> [WHAT TO WORK ON] Set down the records once more, please, exactly and with the pictures left out.

> [DATASET ROWS]
- - -

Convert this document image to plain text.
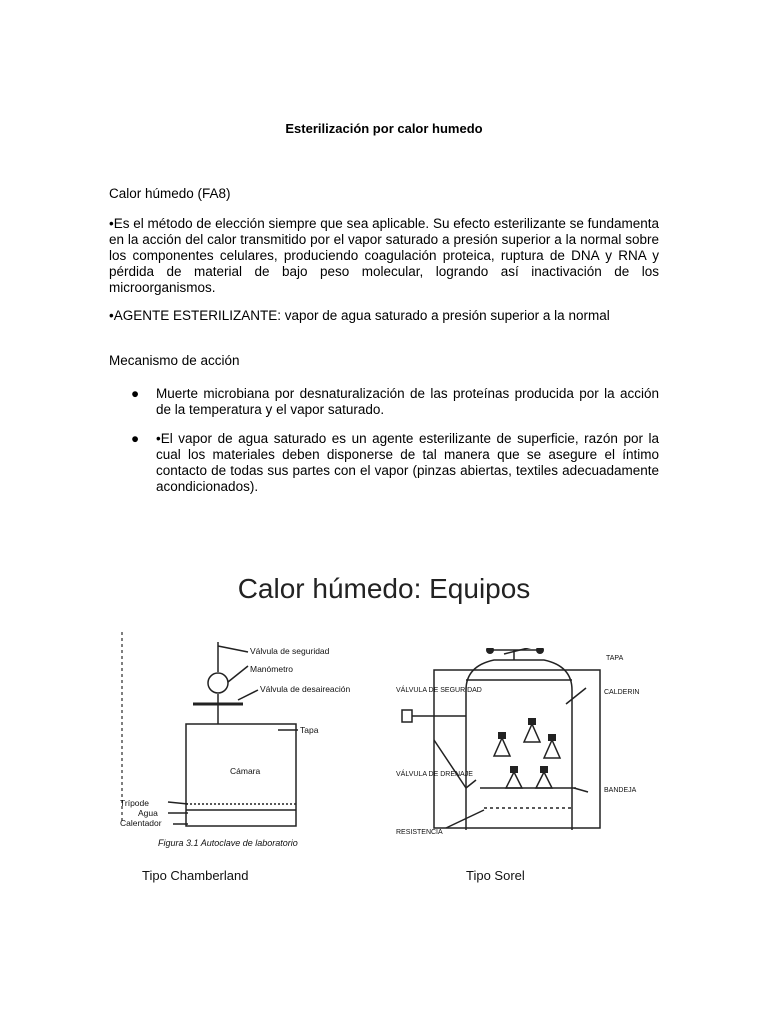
Esterilización por calor humedo
Calor húmedo (FA8)
•Es el método de elección siempre que sea aplicable. Su efecto esterilizante se fundamenta en la acción del calor transmitido por el vapor saturado a presión superior a la normal sobre los componentes celulares, produciendo coagulación proteica, ruptura de DNA y RNA y pérdida de material de bajo peso molecular, logrando así inactivación de los microorganismos.
•AGENTE ESTERILIZANTE: vapor de agua saturado a presión superior a la normal
Mecanismo de acción
● Muerte microbiana por desnaturalización de las proteínas producida por la acción de la temperatura y el vapor saturado.
● •El vapor de agua saturado es un agente esterilizante de superficie, razón por la cual los materiales deben disponerse de tal manera que se asegure el íntimo contacto de todas sus partes con el vapor (pinzas abiertas, textiles adecuadamente acondicionados).
Calor húmedo: Equipos
Válvula de seguridad
Manómetro
Válvula de desaireación
Tapa
Cámara
Trípode
Agua
Calentador
Figura 3.1 Autoclave de laboratorio
TAPA
VÁLVULA DE SEGURIDAD	CALDERIN
VÁLVULA DE DRENAJE
BANDEJA
RESISTENCIA
Tipo Chamberland	Tipo Sorel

- - -

> [TASK ANSWER]
Convert this document image to plain text.
Esterilización por calor humedo
Calor húmedo (FA8)
•Es el método de elección siempre que sea aplicable. Su efecto esterilizante se fundamenta en la acción del calor transmitido por el vapor saturado a presión superior a la normal sobre los componentes celulares, produciendo coagulación proteica, ruptura de DNA y RNA y pérdida de material de bajo peso molecular, logrando así inactivación de los microorganismos.
•AGENTE ESTERILIZANTE: vapor de agua saturado a presión superior a la normal
Mecanismo de acción
● Muerte microbiana por desnaturalización de las proteínas producida por la acción de la temperatura y el vapor saturado.
● •El vapor de agua saturado es un agente esterilizante de superficie, razón por la cual los materiales deben disponerse de tal manera que se asegure el íntimo contacto de todas sus partes con el vapor (pinzas abiertas, textiles adecuadamente acondicionados).
Calor húmedo: Equipos
Válvula de seguridad
Manómetro
Válvula de desaireación
Tapa
Cámara
Trípode
Agua
Calentador
Figura 3.1 Autoclave de laboratorio
TAPA
VÁLVULA DE SEGURIDAD	CALDERIN
VÁLVULA DE DRENAJE
BANDEJA
RESISTENCIA
Tipo Chamberland	Tipo Sorel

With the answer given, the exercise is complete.